Source records:
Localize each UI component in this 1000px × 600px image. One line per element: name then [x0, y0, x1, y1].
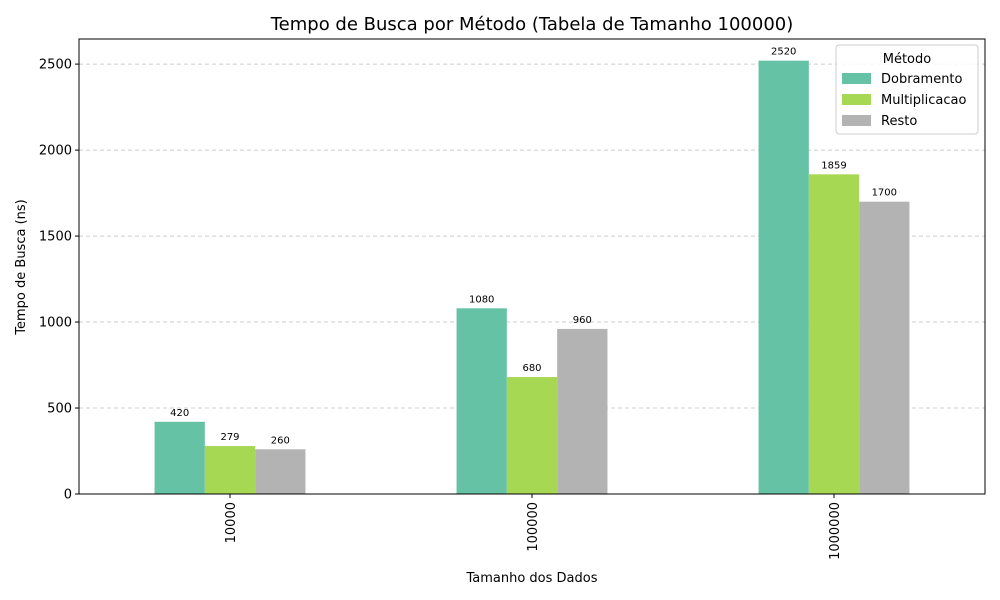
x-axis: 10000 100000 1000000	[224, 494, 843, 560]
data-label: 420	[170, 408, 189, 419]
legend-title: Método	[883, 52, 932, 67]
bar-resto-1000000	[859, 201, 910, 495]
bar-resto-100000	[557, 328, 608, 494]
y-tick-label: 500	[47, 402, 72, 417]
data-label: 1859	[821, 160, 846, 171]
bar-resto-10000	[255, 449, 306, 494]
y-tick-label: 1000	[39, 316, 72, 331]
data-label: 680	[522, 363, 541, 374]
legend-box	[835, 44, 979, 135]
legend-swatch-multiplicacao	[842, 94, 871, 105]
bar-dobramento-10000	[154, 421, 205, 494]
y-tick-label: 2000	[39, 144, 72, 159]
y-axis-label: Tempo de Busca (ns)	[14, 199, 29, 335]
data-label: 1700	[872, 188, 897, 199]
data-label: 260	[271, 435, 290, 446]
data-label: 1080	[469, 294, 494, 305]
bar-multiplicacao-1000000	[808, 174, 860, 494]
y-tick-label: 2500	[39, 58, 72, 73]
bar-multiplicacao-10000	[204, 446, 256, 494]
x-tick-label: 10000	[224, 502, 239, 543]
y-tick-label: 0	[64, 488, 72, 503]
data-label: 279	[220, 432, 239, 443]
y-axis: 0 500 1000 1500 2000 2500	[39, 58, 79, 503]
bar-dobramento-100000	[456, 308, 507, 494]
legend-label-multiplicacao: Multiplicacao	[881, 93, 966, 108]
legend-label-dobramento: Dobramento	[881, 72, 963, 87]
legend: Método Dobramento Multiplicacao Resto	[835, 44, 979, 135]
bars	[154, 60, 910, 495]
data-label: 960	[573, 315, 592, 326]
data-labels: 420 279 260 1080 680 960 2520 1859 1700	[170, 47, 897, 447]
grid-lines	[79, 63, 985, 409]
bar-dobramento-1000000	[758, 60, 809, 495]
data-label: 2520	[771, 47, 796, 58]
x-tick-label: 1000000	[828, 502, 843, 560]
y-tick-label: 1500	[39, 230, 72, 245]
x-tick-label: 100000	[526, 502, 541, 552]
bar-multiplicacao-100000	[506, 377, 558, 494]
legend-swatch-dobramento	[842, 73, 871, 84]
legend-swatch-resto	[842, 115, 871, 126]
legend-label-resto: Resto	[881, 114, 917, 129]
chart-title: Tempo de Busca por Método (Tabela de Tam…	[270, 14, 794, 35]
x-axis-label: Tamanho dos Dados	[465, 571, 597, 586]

■ Aim of the task: Transcribe every line of the records above without changing anything, but leave the pictures out.

■ Solution:
Localize each UI component in this 1000px × 600px image. One line per element: name then [x0, y0, x1, y1].
x-axis: 10000 100000 1000000	[224, 494, 843, 560]
data-label: 420	[170, 408, 189, 419]
legend-title: Método	[883, 52, 932, 67]
bar-resto-1000000	[859, 201, 910, 495]
bar-resto-100000	[557, 328, 608, 494]
y-tick-label: 500	[47, 402, 72, 417]
data-label: 1859	[821, 160, 846, 171]
bar-resto-10000	[255, 449, 306, 494]
y-tick-label: 1000	[39, 316, 72, 331]
data-label: 680	[522, 363, 541, 374]
legend-box	[835, 44, 979, 135]
legend-swatch-multiplicacao	[842, 94, 871, 105]
bar-dobramento-10000	[154, 421, 205, 494]
y-tick-label: 2000	[39, 144, 72, 159]
y-axis-label: Tempo de Busca (ns)	[14, 199, 29, 335]
data-label: 1700	[872, 188, 897, 199]
data-label: 260	[271, 435, 290, 446]
data-label: 1080	[469, 294, 494, 305]
bar-multiplicacao-1000000	[808, 174, 860, 494]
y-tick-label: 2500	[39, 58, 72, 73]
bar-multiplicacao-10000	[204, 446, 256, 494]
x-tick-label: 10000	[224, 502, 239, 543]
y-tick-label: 0	[64, 488, 72, 503]
data-label: 279	[220, 432, 239, 443]
y-axis: 0 500 1000 1500 2000 2500	[39, 58, 79, 503]
bar-dobramento-100000	[456, 308, 507, 494]
legend-label-multiplicacao: Multiplicacao	[881, 93, 966, 108]
legend-label-dobramento: Dobramento	[881, 72, 963, 87]
legend: Método Dobramento Multiplicacao Resto	[835, 44, 979, 135]
bars	[154, 60, 910, 495]
data-label: 960	[573, 315, 592, 326]
data-labels: 420 279 260 1080 680 960 2520 1859 1700	[170, 47, 897, 447]
grid-lines	[79, 63, 985, 409]
bar-dobramento-1000000	[758, 60, 809, 495]
data-label: 2520	[771, 47, 796, 58]
x-tick-label: 1000000	[828, 502, 843, 560]
y-tick-label: 1500	[39, 230, 72, 245]
x-tick-label: 100000	[526, 502, 541, 552]
bar-multiplicacao-100000	[506, 377, 558, 494]
legend-swatch-dobramento	[842, 73, 871, 84]
legend-swatch-resto	[842, 115, 871, 126]
legend-label-resto: Resto	[881, 114, 917, 129]
chart-title: Tempo de Busca por Método (Tabela de Tam…	[270, 14, 794, 35]
x-axis-label: Tamanho dos Dados	[465, 571, 597, 586]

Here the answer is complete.